▶ **COMPITO**:
Trascrivi parola per parola, dal testo sul merchandising dei marchi, il passo che va da "Il diritto di" fino a "inganno nel pubblico.".
--- SEZIONE DEL DOCUMENTO ---
Il diritto di marchio, sia registrato che di fatto, ha contenuto patrimoniale e, in quanto tale, può essere liberamente trasferito dal suo titolare ad altri soggetti, con l’unico limite previsto dall’articolo 23 c.p.i, ovvero di non generare inganno nel pubblico.
Un corretto utilizzo di operazioni di licenza commerciale dei propri marchi, consente alle aziende di acquisire maggiore notorietà commerciale, anche in un pubblico diverso, da quello di riferimento standard. L’operazione viene attuata con diversi meccanismi contrattuali, quali operazioni di licenze, di co-branding, oppure di merchandising. Quest’ultimo comprende figure eterogenee, che possono consistere nello sfruttamento di un marchio, del diritto di autore oppure del diritto al nome ed all’immagine di un artista (c.d. personality merchandising).
Il fenomeno è nato negli Stati Uniti, con il così detto character merchandising, ovvero la pratica di incorporare nei messaggi pubblicitari opere protette dal diritto di autore. In epoca successiva si è affermata la prassi del trademark o corporate merchandising, con cui il titolare di un marchio notorio concede il segno in licenza a un imprenditore diverso, affinché lo usi per beni o servizi del tutto diversi dai propri. Il licenziante infatti ha il titolo per contraddistinguere col proprio marchio beni o servizi differenti dai propri, e può sfruttare la forza pubblicitaria del proprio marchio e nel suo valore evocativo e suggestivo all’acquisto. Giova ricordare altresì che attraverso questa operazione il titolare del segno può, talvolta, beneficiare di effetti promozionali sui suoi stessi prodotti originari.
Lo strumento giuridico e pubblicitario è particolarmente diffuso oggi anche nel settore cinematografico, dove i produttori prevedendo la notorietà del film, o di uno dei personaggi, scelgono di ricorrere ad una tutela anticipata del titolo del film o dei suoi protagonisti, tramite la loro registrazione come marchio: in tal modo avranno i diritti di privativa garantiti dalla legge, e potranno produrre e commercializzare il “merchandise” rilevante. Un esempio per tutti, in questo senso “Violetta” della Disney.
Avendo come base di diritto l’insieme delle disposizioni dettate dal codice civile in merito al contratto in generale, l’oggetto del contratto di merchandising di fatto assume una notevole varietà di forme. Dal disegno al personaggio cinematografico, al logo della squadra di calcio, fino al cartone animato.
Da un lato quindi il licenziatario sfrutta il valore simbolico, per esempio, del marchio per commercializzare i propri prodotti, dall’altro il licenziante trae vantaggio dal valore insito nello stesso ottenendo un compenso economico dal licenziatario. Tale compenso di norma è previsto sotto forma di percentuali sui guadagni del licenziatario in riferimento ad un determinato periodo contrattuale, documentati tramite puntuali e appositi rendiconti.
--- MATERIALE ESTRATTO ---
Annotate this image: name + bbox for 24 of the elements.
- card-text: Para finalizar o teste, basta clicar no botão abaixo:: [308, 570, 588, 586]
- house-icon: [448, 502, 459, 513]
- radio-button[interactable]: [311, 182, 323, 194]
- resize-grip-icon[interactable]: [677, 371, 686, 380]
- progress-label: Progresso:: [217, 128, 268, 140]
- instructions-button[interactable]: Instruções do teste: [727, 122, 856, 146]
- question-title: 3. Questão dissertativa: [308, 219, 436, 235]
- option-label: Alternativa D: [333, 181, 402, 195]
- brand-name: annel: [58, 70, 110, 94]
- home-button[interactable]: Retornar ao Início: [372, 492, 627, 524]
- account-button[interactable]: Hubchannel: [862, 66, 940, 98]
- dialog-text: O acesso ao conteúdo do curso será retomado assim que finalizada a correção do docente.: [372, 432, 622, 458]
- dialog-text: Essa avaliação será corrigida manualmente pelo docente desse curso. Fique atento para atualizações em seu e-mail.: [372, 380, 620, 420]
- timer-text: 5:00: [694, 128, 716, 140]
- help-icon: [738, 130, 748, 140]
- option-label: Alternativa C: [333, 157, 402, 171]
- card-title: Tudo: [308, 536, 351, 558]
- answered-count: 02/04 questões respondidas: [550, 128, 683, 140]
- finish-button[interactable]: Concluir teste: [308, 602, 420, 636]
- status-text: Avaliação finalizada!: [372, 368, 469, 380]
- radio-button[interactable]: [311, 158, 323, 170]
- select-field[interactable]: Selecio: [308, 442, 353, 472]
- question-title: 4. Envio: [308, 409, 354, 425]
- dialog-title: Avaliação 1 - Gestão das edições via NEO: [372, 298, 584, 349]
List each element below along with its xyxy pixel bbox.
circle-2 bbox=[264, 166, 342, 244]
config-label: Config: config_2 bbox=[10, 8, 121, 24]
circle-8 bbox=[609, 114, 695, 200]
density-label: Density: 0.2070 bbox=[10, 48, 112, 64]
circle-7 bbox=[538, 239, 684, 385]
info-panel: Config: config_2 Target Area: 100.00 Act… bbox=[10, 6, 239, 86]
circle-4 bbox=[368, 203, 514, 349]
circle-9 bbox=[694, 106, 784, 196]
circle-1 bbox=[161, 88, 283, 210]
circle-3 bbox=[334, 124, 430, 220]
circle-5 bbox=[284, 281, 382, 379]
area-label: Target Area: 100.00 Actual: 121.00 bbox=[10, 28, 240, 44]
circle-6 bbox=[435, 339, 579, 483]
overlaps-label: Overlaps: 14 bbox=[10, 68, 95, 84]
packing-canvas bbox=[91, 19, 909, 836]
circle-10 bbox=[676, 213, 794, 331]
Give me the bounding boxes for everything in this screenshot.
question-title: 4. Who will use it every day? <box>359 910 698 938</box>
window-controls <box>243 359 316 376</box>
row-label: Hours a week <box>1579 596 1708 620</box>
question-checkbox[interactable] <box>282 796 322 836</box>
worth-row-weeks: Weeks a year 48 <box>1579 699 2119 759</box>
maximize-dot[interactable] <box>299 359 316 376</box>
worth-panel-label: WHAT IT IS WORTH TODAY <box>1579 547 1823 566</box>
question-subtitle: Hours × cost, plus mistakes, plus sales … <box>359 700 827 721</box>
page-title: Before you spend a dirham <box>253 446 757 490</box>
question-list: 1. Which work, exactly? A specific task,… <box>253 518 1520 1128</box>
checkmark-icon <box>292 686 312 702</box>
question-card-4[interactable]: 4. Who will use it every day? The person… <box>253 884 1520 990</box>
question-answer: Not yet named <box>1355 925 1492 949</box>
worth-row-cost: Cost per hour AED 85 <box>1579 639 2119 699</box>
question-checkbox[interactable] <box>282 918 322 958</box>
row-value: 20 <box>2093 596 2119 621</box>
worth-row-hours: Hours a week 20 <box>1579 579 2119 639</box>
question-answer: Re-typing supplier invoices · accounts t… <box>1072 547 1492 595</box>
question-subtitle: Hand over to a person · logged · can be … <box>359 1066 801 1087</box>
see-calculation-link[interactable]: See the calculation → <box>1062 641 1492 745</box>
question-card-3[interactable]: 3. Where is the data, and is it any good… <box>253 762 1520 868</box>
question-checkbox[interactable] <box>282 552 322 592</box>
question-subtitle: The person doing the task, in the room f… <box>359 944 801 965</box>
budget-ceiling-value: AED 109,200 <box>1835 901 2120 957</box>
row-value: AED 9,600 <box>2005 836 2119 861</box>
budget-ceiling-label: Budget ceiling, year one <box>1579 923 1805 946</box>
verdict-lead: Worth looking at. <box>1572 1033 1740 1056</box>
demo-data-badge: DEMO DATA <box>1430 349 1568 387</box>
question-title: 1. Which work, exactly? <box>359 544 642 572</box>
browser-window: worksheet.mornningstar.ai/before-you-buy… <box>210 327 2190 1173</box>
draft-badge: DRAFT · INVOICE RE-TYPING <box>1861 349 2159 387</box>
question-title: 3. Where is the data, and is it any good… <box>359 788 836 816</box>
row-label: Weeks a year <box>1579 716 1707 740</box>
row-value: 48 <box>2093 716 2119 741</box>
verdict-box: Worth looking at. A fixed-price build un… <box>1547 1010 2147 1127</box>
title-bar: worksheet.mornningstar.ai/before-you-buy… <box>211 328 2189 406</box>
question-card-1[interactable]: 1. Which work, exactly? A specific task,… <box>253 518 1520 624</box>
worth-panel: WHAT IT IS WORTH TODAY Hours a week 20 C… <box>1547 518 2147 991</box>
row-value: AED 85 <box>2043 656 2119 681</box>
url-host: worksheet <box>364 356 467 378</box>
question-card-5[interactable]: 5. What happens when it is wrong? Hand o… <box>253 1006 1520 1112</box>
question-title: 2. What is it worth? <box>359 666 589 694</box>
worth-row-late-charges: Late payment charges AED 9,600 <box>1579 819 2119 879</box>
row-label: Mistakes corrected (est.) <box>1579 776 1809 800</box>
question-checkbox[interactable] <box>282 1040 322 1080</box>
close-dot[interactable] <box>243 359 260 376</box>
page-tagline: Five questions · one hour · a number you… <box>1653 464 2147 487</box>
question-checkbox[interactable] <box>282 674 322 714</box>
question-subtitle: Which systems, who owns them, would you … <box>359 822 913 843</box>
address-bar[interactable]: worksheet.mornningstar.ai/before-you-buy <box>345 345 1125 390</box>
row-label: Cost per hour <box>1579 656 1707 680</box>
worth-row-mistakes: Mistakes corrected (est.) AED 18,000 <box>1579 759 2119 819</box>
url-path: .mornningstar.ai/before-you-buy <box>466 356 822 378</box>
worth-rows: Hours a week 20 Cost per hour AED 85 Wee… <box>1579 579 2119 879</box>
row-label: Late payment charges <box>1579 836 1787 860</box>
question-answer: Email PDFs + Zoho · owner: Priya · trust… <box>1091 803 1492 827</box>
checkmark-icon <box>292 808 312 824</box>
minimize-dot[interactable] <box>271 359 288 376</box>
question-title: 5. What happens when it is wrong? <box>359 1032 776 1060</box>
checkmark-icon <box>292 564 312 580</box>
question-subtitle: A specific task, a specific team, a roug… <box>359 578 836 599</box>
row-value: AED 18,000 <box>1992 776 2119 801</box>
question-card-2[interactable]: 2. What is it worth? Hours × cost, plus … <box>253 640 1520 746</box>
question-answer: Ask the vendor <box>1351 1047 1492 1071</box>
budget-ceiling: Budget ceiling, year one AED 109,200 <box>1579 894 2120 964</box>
---
▶ **RISPOSTA AL COMPITO**:
Il diritto di marchio, sia registrato che di fatto, ha contenuto patrimoniale e, in quanto tale, può essere liberamente trasferito dal suo titolare ad altri soggetti, con l’unico limite previsto dall’articolo 23 c.p.i, ovvero di non generare inganno nel pubblico.